Document passage:
______
Todoist launches Ramble: ramble into your phone, and AI instantly breaks it into a task list — voice interaction finally bypasses the detour of "transcribe to text first, then understand."
What this is
Doist (Todoist's parent company, founded in 2007) has introduced Ramble, inspired by the rapid-fire task-delegating boss in "The Devil Wears Prada." Users speak directly, and the AI creates, edits, and deletes tasks as it listens. Under the hood, it uses the Google Gemini Flash model's Live API; audio goes straight to the model without pre-transcription. Language detection, speech recognition, and semantic understanding are completed in one pass. If you switch apps and return, you resume the chat using a resumption token.
______
Provided information:

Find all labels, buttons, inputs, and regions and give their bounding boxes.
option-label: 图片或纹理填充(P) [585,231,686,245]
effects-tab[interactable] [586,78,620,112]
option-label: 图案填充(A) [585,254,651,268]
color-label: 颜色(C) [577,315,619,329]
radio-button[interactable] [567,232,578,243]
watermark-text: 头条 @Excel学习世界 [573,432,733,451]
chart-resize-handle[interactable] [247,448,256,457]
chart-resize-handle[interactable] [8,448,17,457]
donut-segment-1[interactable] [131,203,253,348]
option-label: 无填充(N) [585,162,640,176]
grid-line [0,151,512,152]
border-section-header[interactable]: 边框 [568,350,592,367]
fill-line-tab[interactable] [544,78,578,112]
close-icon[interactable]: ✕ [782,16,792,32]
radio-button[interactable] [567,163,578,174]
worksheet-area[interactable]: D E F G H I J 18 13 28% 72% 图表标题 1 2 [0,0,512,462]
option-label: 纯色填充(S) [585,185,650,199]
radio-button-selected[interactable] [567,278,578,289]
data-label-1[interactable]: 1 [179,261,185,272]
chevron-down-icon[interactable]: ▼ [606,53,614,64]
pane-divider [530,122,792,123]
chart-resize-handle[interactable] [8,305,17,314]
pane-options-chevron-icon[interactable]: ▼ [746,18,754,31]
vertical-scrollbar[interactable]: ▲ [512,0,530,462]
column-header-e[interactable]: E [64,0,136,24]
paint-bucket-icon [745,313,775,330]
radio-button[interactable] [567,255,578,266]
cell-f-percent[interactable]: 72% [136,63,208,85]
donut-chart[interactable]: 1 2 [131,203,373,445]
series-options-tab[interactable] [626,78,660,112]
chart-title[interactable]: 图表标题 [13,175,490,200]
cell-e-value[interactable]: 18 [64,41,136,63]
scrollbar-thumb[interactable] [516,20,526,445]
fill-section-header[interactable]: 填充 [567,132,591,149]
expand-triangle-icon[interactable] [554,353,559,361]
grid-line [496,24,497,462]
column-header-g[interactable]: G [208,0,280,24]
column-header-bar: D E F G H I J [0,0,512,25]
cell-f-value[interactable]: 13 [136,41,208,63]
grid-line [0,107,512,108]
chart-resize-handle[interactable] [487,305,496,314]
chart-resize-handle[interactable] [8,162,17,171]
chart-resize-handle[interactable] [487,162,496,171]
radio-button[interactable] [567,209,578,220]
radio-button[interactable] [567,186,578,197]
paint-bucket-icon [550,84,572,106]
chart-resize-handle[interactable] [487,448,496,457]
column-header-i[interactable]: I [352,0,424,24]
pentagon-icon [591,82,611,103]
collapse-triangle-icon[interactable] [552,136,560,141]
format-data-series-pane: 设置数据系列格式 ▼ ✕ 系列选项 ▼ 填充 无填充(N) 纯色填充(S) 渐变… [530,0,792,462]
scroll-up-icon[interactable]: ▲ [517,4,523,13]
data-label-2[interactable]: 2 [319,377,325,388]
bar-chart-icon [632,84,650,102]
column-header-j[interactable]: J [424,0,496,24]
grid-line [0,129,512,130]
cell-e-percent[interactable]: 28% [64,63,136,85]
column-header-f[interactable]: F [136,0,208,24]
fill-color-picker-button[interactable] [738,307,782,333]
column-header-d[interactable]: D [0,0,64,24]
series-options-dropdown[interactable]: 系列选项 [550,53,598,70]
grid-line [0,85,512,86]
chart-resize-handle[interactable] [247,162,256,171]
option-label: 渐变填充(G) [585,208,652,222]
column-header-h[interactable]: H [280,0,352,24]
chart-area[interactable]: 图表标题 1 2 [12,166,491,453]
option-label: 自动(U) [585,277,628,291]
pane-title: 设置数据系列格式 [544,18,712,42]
______
Assigned task 1: According to the Todoist Ramble article, which film inspired Ramble?
Assigned task 2: List every step that the Todoist Ramble article says is completed in one pass.
Assigned task 3: Continue the article about Todoist's Ramble from the point it stops.

Answer box 1: "The Devil Wears Prada."

Answer box 2: Language detection, speech recognition, and semantic understanding.

Answer box 3:
Industry view
We see a clear trend: AI is shifting from "Q&A mode" to "streaming execution." It no longer waits for you to organize your words but acts while listening. Google's Agent Platform (enterprise-grade AI Agent development platform) has demonstrated capabilities in real-time audio streaming and proactive tool calling. But the risks are clear: Doist admits that traditional assertive testing completely fails for this non-deterministic output, forcing a switch to semantic verification — as AI autonomously decides when to add or delete tasks, the probability of errors and the difficulty of troubleshooting are both high. Additionally, Doist has left interfaces open for other models, indicating their own concerns about relying solely on Google as a single supplier.
Impact on regular people
For enterprise IT: The task entry point shifts from keyboard to voice; mobile scenarios (store walks, inventory checks) will benefit first.
For individual professionals: Voice memos now have a structured output, but there remains a gap between "speaking clearly" and "AI understanding correctly." In the short term, it is better suited as a drafting tool.
For the consumer market: Todoist has a globally leading user base; if this feature proves stable, it will accelerate the popularization of "voice-first" in productivity tools — provided the AI doesn't take unsolicited actions.